## REQUIREMENTS
Give the data below again exactly as written, without its pictures.

## Dataset records
□ □ □ □ □ □ □

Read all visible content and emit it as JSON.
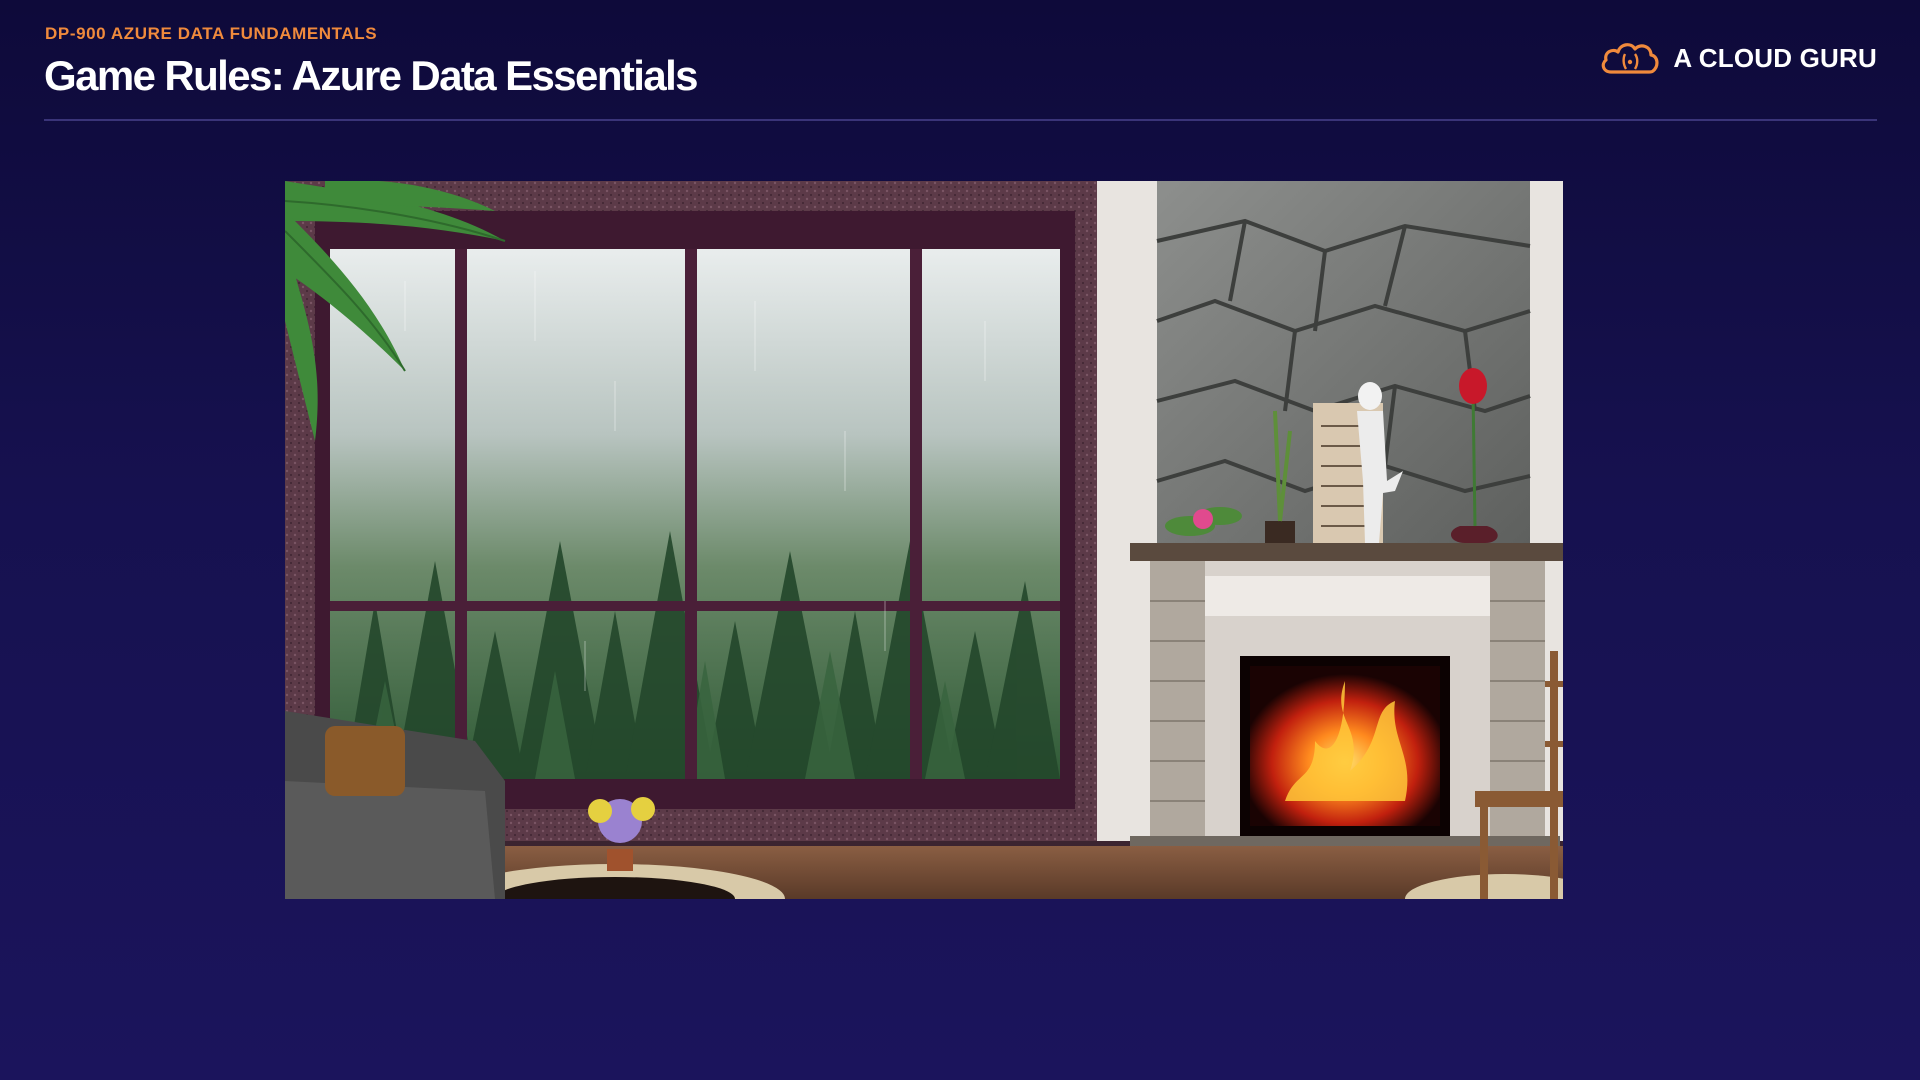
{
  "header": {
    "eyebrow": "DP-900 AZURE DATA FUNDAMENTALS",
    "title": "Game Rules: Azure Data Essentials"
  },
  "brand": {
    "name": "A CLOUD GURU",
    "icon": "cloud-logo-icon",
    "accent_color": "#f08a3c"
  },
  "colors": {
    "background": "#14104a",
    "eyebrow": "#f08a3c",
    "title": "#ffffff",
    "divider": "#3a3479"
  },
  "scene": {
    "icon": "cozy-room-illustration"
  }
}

□ □ □ □ □ □ □

## ANSWER TO THE PROBLEM
Read all visible content and emit it as JSON.
{
  "header": {
    "eyebrow": "DP-900 AZURE DATA FUNDAMENTALS",
    "title": "Game Rules: Azure Data Essentials"
  },
  "brand": {
    "name": "A CLOUD GURU",
    "icon": "cloud-logo-icon",
    "accent_color": "#f08a3c"
  },
  "colors": {
    "background": "#14104a",
    "eyebrow": "#f08a3c",
    "title": "#ffffff",
    "divider": "#3a3479"
  },
  "scene": {
    "icon": "cozy-room-illustration"
  }
}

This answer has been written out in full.